Each record below is to be copied word for word, with pictures removed.
------------------------------------------------------------
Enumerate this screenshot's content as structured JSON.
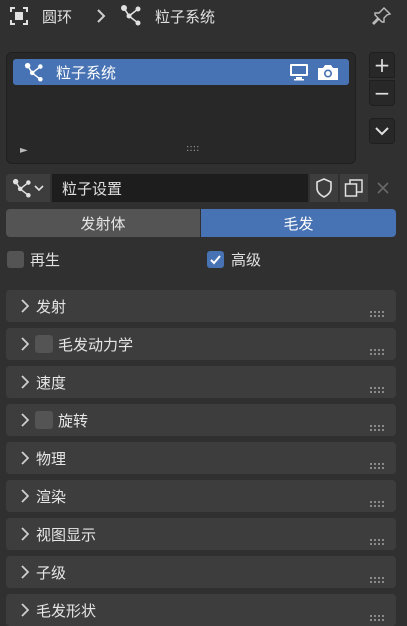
{
  "header": {
    "object_name": "圆环",
    "separator": ">",
    "system_name": "粒子系统"
  },
  "list": {
    "items": [
      {
        "label": "粒子系统"
      }
    ],
    "play_glyph": "►",
    "grip_glyph": "::::"
  },
  "side_buttons": {
    "add": "+",
    "remove": "−"
  },
  "settings": {
    "value": "粒子设置"
  },
  "tabs": [
    {
      "label": "发射体",
      "active": false
    },
    {
      "label": "毛发",
      "active": true
    }
  ],
  "options": {
    "regrow": {
      "label": "再生",
      "checked": false
    },
    "advanced": {
      "label": "高级",
      "checked": true
    }
  },
  "panels": [
    {
      "label": "发射",
      "checkbox": false
    },
    {
      "label": "毛发动力学",
      "checkbox": true
    },
    {
      "label": "速度",
      "checkbox": false
    },
    {
      "label": "旋转",
      "checkbox": true
    },
    {
      "label": "物理",
      "checkbox": false
    },
    {
      "label": "渲染",
      "checkbox": false
    },
    {
      "label": "视图显示",
      "checkbox": false
    },
    {
      "label": "子级",
      "checkbox": false
    },
    {
      "label": "毛发形状",
      "checkbox": false
    }
  ],
  "colors": {
    "background": "#303030",
    "panel": "#3d3d3d",
    "accent": "#4772b3",
    "field": "#282828"
  },
  "icons": [
    "object-icon",
    "particle-system-icon",
    "pin-icon",
    "monitor-icon",
    "camera-icon",
    "chevron-down-icon",
    "shield-icon",
    "duplicate-icon",
    "close-icon",
    "chevron-right-icon",
    "check-icon"
  ]
}
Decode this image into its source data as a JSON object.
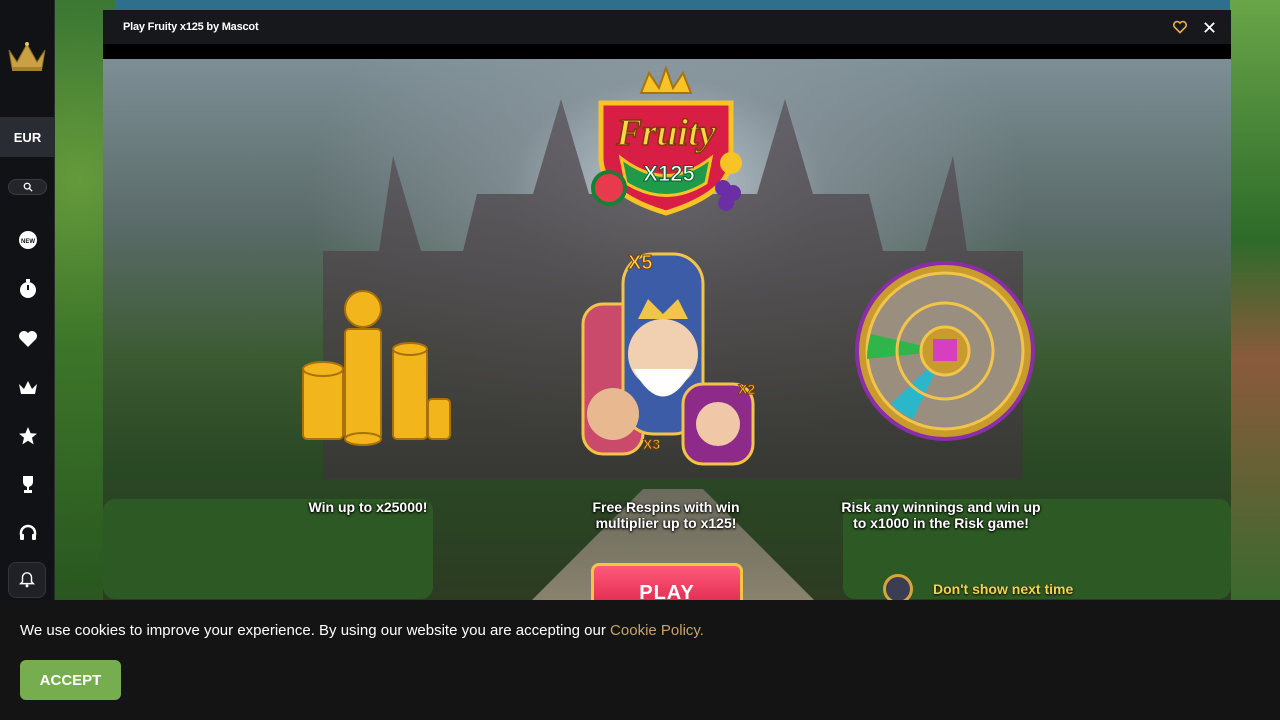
{
  "sidebar": {
    "currency": "EUR",
    "icons": [
      "new-games-icon",
      "timer-icon",
      "heart-icon",
      "crown-icon",
      "star-icon",
      "trophy-icon",
      "headset-icon",
      "bell-icon"
    ]
  },
  "game": {
    "title": "Play Fruity x125 by Mascot",
    "logo_text": "Fruity",
    "logo_sub": "X125",
    "features": [
      {
        "text": "Win up to x25000!"
      },
      {
        "text": "Free Respins with win multiplier up to x125!"
      },
      {
        "text": "Risk any winnings and win up to x1000 in the Risk game!"
      }
    ],
    "multipliers": [
      "X5",
      "X2",
      "X3"
    ],
    "play_label": "PLAY",
    "dont_show_label": "Don't show next time"
  },
  "cookie": {
    "text": "We use cookies to improve your experience. By using our website you are accepting our",
    "link": "Cookie Policy.",
    "accept_label": "ACCEPT"
  },
  "colors": {
    "accent": "#f5c543",
    "accept": "#76ae4f",
    "link": "#c8a36a"
  }
}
------------------------------------------------------------
» **SOLVED PROBLEM**:
Enumerate this screenshot's content as structured JSON.
{
  "header": {
    "object_name": "圆环",
    "separator": ">",
    "system_name": "粒子系统"
  },
  "list": {
    "items": [
      {
        "label": "粒子系统"
      }
    ],
    "play_glyph": "►",
    "grip_glyph": "::::"
  },
  "side_buttons": {
    "add": "+",
    "remove": "−"
  },
  "settings": {
    "value": "粒子设置"
  },
  "tabs": [
    {
      "label": "发射体",
      "active": false
    },
    {
      "label": "毛发",
      "active": true
    }
  ],
  "options": {
    "regrow": {
      "label": "再生",
      "checked": false
    },
    "advanced": {
      "label": "高级",
      "checked": true
    }
  },
  "panels": [
    {
      "label": "发射",
      "checkbox": false
    },
    {
      "label": "毛发动力学",
      "checkbox": true
    },
    {
      "label": "速度",
      "checkbox": false
    },
    {
      "label": "旋转",
      "checkbox": true
    },
    {
      "label": "物理",
      "checkbox": false
    },
    {
      "label": "渲染",
      "checkbox": false
    },
    {
      "label": "视图显示",
      "checkbox": false
    },
    {
      "label": "子级",
      "checkbox": false
    },
    {
      "label": "毛发形状",
      "checkbox": false
    }
  ],
  "colors": {
    "background": "#303030",
    "panel": "#3d3d3d",
    "accent": "#4772b3",
    "field": "#282828"
  },
  "icons": [
    "object-icon",
    "particle-system-icon",
    "pin-icon",
    "monitor-icon",
    "camera-icon",
    "chevron-down-icon",
    "shield-icon",
    "duplicate-icon",
    "close-icon",
    "chevron-right-icon",
    "check-icon"
  ]
}
Decode this image into its source data as a JSON object.
{
  "sidebar": {
    "currency": "EUR",
    "icons": [
      "new-games-icon",
      "timer-icon",
      "heart-icon",
      "crown-icon",
      "star-icon",
      "trophy-icon",
      "headset-icon",
      "bell-icon"
    ]
  },
  "game": {
    "title": "Play Fruity x125 by Mascot",
    "logo_text": "Fruity",
    "logo_sub": "X125",
    "features": [
      {
        "text": "Win up to x25000!"
      },
      {
        "text": "Free Respins with win multiplier up to x125!"
      },
      {
        "text": "Risk any winnings and win up to x1000 in the Risk game!"
      }
    ],
    "multipliers": [
      "X5",
      "X2",
      "X3"
    ],
    "play_label": "PLAY",
    "dont_show_label": "Don't show next time"
  },
  "cookie": {
    "text": "We use cookies to improve your experience. By using our website you are accepting our",
    "link": "Cookie Policy.",
    "accept_label": "ACCEPT"
  },
  "colors": {
    "accent": "#f5c543",
    "accept": "#76ae4f",
    "link": "#c8a36a"
  }
}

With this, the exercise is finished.